Set task -> State how many lines hold the string "this". Give the number and nothing else.

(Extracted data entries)
>>>

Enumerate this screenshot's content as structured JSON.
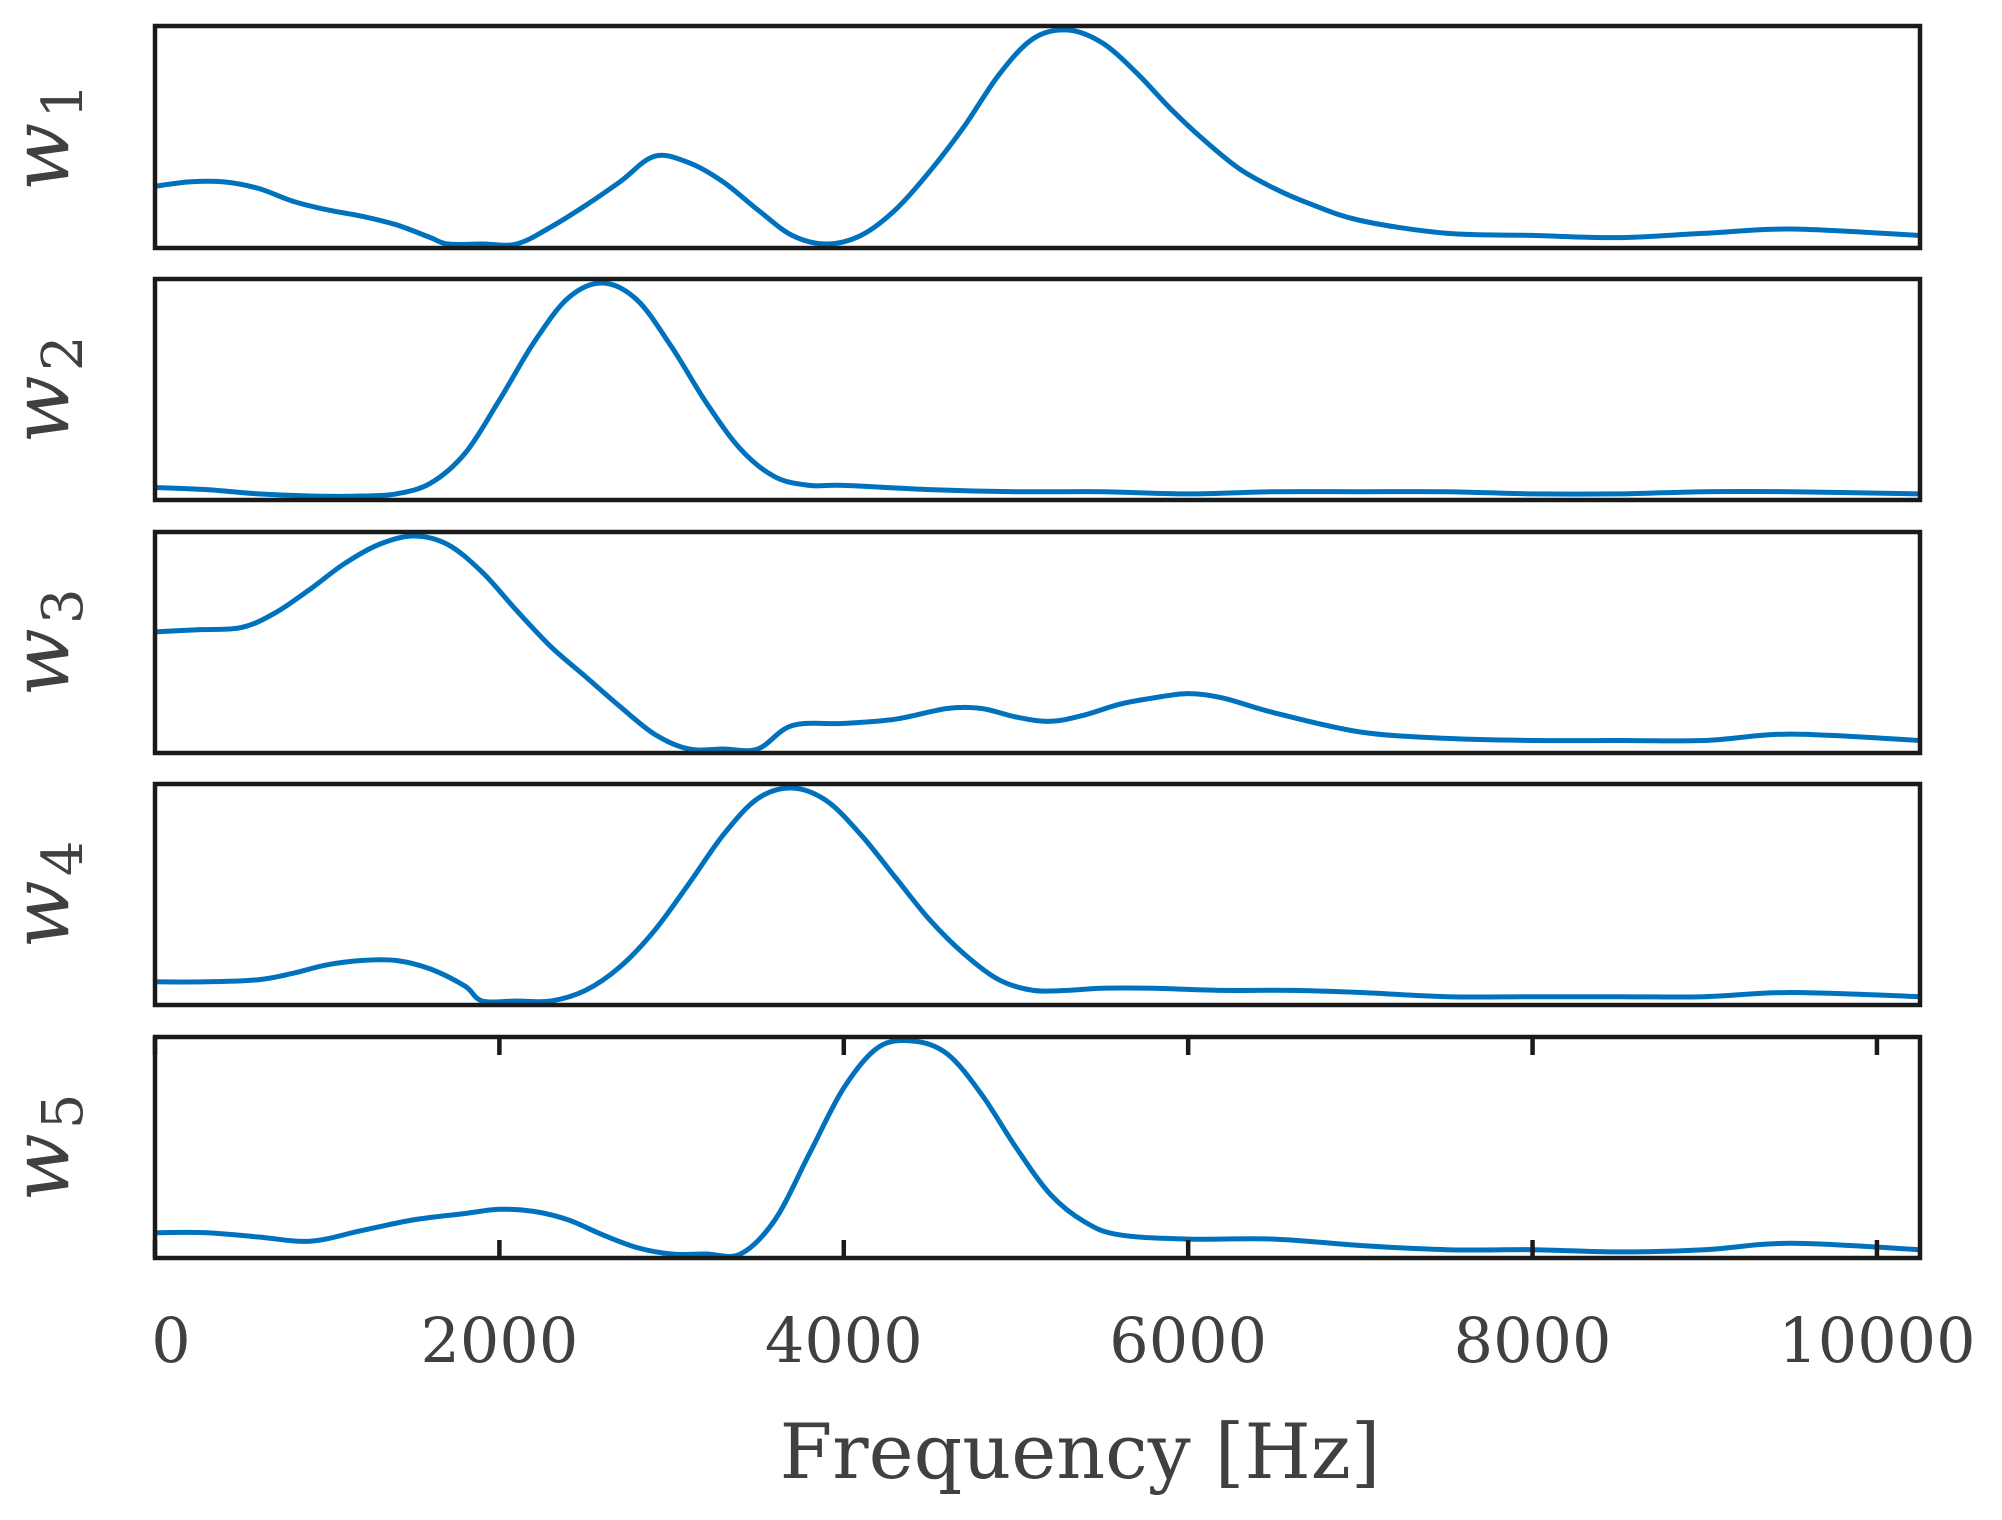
{
  "chart_data": {
    "type": "line",
    "xlabel": "Frequency [Hz]",
    "xlim": [
      0,
      10250
    ],
    "ylim": [
      0,
      1
    ],
    "x_ticks": [
      0,
      2000,
      4000,
      6000,
      8000,
      10000
    ],
    "x_tick_labels": [
      "0",
      "2000",
      "4000",
      "6000",
      "8000",
      "10000"
    ],
    "grid": false,
    "line_color": "#0072BD",
    "series": [
      {
        "name": "w1",
        "ylabel_base": "w",
        "ylabel_sub": "1",
        "x": [
          0,
          200,
          400,
          600,
          800,
          1000,
          1200,
          1400,
          1600,
          1700,
          1900,
          2100,
          2300,
          2500,
          2700,
          2900,
          3100,
          3300,
          3500,
          3700,
          3900,
          4100,
          4300,
          4500,
          4700,
          4900,
          5100,
          5300,
          5500,
          5700,
          5900,
          6100,
          6300,
          6500,
          6700,
          7000,
          7500,
          8000,
          8500,
          9000,
          9500,
          10250
        ],
        "values": [
          0.27,
          0.29,
          0.29,
          0.26,
          0.2,
          0.16,
          0.13,
          0.09,
          0.03,
          0.0,
          0.0,
          0.0,
          0.08,
          0.18,
          0.29,
          0.41,
          0.38,
          0.29,
          0.16,
          0.04,
          0.0,
          0.04,
          0.16,
          0.34,
          0.55,
          0.79,
          0.96,
          1.0,
          0.94,
          0.8,
          0.63,
          0.48,
          0.35,
          0.26,
          0.19,
          0.11,
          0.05,
          0.04,
          0.03,
          0.05,
          0.07,
          0.04
        ]
      },
      {
        "name": "w2",
        "ylabel_base": "w",
        "ylabel_sub": "2",
        "x": [
          0,
          300,
          600,
          900,
          1200,
          1400,
          1600,
          1800,
          2000,
          2200,
          2400,
          2600,
          2800,
          3000,
          3200,
          3400,
          3600,
          3800,
          4000,
          4500,
          5000,
          5500,
          6000,
          6500,
          7000,
          7500,
          8000,
          8500,
          9000,
          9500,
          10250
        ],
        "values": [
          0.04,
          0.03,
          0.01,
          0.0,
          0.0,
          0.01,
          0.06,
          0.2,
          0.45,
          0.72,
          0.93,
          1.0,
          0.92,
          0.7,
          0.44,
          0.22,
          0.09,
          0.05,
          0.05,
          0.03,
          0.02,
          0.02,
          0.01,
          0.02,
          0.02,
          0.02,
          0.01,
          0.01,
          0.02,
          0.02,
          0.01
        ]
      },
      {
        "name": "w3",
        "ylabel_base": "w",
        "ylabel_sub": "3",
        "x": [
          0,
          250,
          500,
          700,
          900,
          1100,
          1300,
          1500,
          1700,
          1900,
          2100,
          2300,
          2500,
          2700,
          2900,
          3100,
          3300,
          3500,
          3700,
          4000,
          4300,
          4600,
          4800,
          5000,
          5200,
          5400,
          5600,
          5800,
          6000,
          6200,
          6500,
          7000,
          7500,
          8000,
          8500,
          9000,
          9500,
          10250
        ],
        "values": [
          0.55,
          0.56,
          0.57,
          0.64,
          0.75,
          0.87,
          0.96,
          1.0,
          0.96,
          0.83,
          0.65,
          0.48,
          0.34,
          0.2,
          0.07,
          0.0,
          0.0,
          0.0,
          0.11,
          0.12,
          0.14,
          0.19,
          0.19,
          0.15,
          0.13,
          0.16,
          0.21,
          0.24,
          0.26,
          0.24,
          0.17,
          0.08,
          0.05,
          0.04,
          0.04,
          0.04,
          0.07,
          0.04
        ]
      },
      {
        "name": "w4",
        "ylabel_base": "w",
        "ylabel_sub": "4",
        "x": [
          0,
          300,
          600,
          800,
          1000,
          1200,
          1400,
          1600,
          1800,
          1900,
          2100,
          2300,
          2500,
          2700,
          2900,
          3100,
          3300,
          3500,
          3700,
          3900,
          4100,
          4300,
          4500,
          4700,
          4900,
          5100,
          5300,
          5500,
          5800,
          6200,
          6600,
          7000,
          7500,
          8000,
          8500,
          9000,
          9500,
          10250
        ],
        "values": [
          0.09,
          0.09,
          0.1,
          0.13,
          0.17,
          0.19,
          0.19,
          0.15,
          0.07,
          0.0,
          0.0,
          0.0,
          0.05,
          0.16,
          0.33,
          0.55,
          0.78,
          0.95,
          1.0,
          0.94,
          0.78,
          0.58,
          0.38,
          0.22,
          0.1,
          0.05,
          0.05,
          0.06,
          0.06,
          0.05,
          0.05,
          0.04,
          0.02,
          0.02,
          0.02,
          0.02,
          0.04,
          0.02
        ]
      },
      {
        "name": "w5",
        "ylabel_base": "w",
        "ylabel_sub": "5",
        "x": [
          0,
          300,
          600,
          900,
          1200,
          1500,
          1800,
          2000,
          2200,
          2400,
          2600,
          2800,
          3000,
          3200,
          3400,
          3600,
          3800,
          4000,
          4200,
          4400,
          4600,
          4800,
          5000,
          5200,
          5400,
          5600,
          6000,
          6500,
          7000,
          7500,
          8000,
          8500,
          9000,
          9500,
          10250
        ],
        "values": [
          0.1,
          0.1,
          0.08,
          0.06,
          0.11,
          0.16,
          0.19,
          0.21,
          0.2,
          0.16,
          0.09,
          0.03,
          0.0,
          0.0,
          0.0,
          0.16,
          0.47,
          0.78,
          0.97,
          1.0,
          0.94,
          0.75,
          0.5,
          0.28,
          0.15,
          0.09,
          0.07,
          0.07,
          0.04,
          0.02,
          0.02,
          0.01,
          0.02,
          0.05,
          0.02
        ]
      }
    ]
  }
}
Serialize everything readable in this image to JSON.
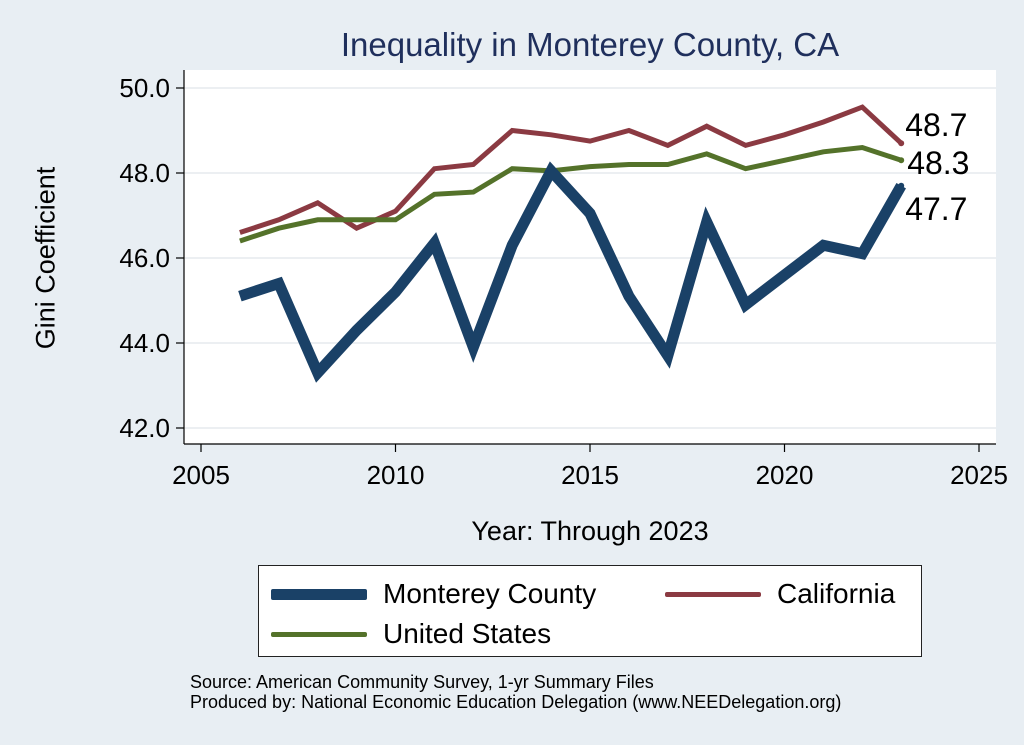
{
  "chart_data": {
    "type": "line",
    "title": "Inequality in Monterey County, CA",
    "xlabel": "Year: Through 2023",
    "ylabel": "Gini Coefficient",
    "xlim": [
      2005,
      2025
    ],
    "ylim": [
      42,
      50
    ],
    "xticks": [
      "2005",
      "2010",
      "2015",
      "2020",
      "2025"
    ],
    "yticks": [
      "42.0",
      "44.0",
      "46.0",
      "48.0",
      "50.0"
    ],
    "grid": true,
    "series": [
      {
        "name": "Monterey County",
        "color": "#1a4167",
        "end_label": "47.7",
        "x": [
          2006,
          2007,
          2008,
          2009,
          2010,
          2011,
          2012,
          2013,
          2014,
          2015,
          2016,
          2017,
          2018,
          2019,
          2020,
          2021,
          2022,
          2023
        ],
        "values": [
          45.1,
          45.4,
          43.3,
          44.3,
          45.2,
          46.35,
          43.9,
          46.3,
          48.05,
          47.05,
          45.1,
          43.7,
          46.85,
          44.9,
          45.6,
          46.3,
          46.1,
          47.7
        ]
      },
      {
        "name": "California",
        "color": "#8b3a42",
        "end_label": "48.7",
        "x": [
          2006,
          2007,
          2008,
          2009,
          2010,
          2011,
          2012,
          2013,
          2014,
          2015,
          2016,
          2017,
          2018,
          2019,
          2020,
          2021,
          2022,
          2023
        ],
        "values": [
          46.6,
          46.9,
          47.3,
          46.7,
          47.1,
          48.1,
          48.2,
          49.0,
          48.9,
          48.75,
          49.0,
          48.65,
          49.1,
          48.65,
          48.9,
          49.2,
          49.55,
          48.7
        ]
      },
      {
        "name": "United States",
        "color": "#54722a",
        "end_label": "48.3",
        "x": [
          2006,
          2007,
          2008,
          2009,
          2010,
          2011,
          2012,
          2013,
          2014,
          2015,
          2016,
          2017,
          2018,
          2019,
          2020,
          2021,
          2022,
          2023
        ],
        "values": [
          46.4,
          46.7,
          46.9,
          46.9,
          46.9,
          47.5,
          47.55,
          48.1,
          48.05,
          48.15,
          48.2,
          48.2,
          48.45,
          48.1,
          48.3,
          48.5,
          48.6,
          48.3
        ]
      }
    ],
    "legend": {
      "placement": "bottom",
      "items": [
        "Monterey County",
        "California",
        "United States"
      ]
    }
  },
  "footer": {
    "source": "Source: American Community Survey, 1-yr Summary Files",
    "produced_by": "Produced by: National Economic Education Delegation (www.NEEDelegation.org)"
  }
}
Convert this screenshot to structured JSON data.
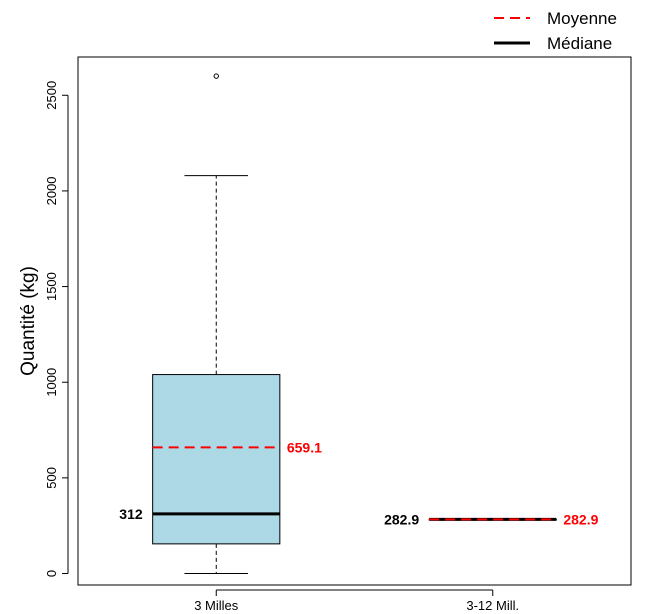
{
  "chart_data": {
    "type": "boxplot",
    "ylabel": "Quantité (kg)",
    "ylim": [
      -60,
      2700
    ],
    "yticks": [
      0,
      500,
      1000,
      1500,
      2000,
      2500
    ],
    "yticks_labels": [
      "0",
      "500",
      "1000",
      "1500",
      "2000",
      "2500"
    ],
    "grid": false,
    "legend": {
      "position": "top-right",
      "items": [
        {
          "label": "Moyenne",
          "style": "dashed",
          "color": "#ff0000"
        },
        {
          "label": "Médiane",
          "style": "solid",
          "color": "#000000"
        }
      ]
    },
    "groups": [
      {
        "category": "3 Milles",
        "whisker_low": 0,
        "q1": 155,
        "median": 312,
        "q3": 1040,
        "whisker_high": 2080,
        "outliers": [
          2600
        ],
        "mean": 659.1,
        "median_label": "312",
        "mean_label": "659.1",
        "box_color": "#add8e6"
      },
      {
        "category": "3-12 Mill.",
        "whisker_low": 282.9,
        "q1": 282.9,
        "median": 282.9,
        "q3": 282.9,
        "whisker_high": 282.9,
        "outliers": [],
        "mean": 282.9,
        "median_label": "282.9",
        "mean_label": "282.9",
        "box_color": "#add8e6"
      }
    ],
    "colors": {
      "mean": "#ff0000",
      "median": "#000000"
    }
  }
}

<<<

Answer below -> 3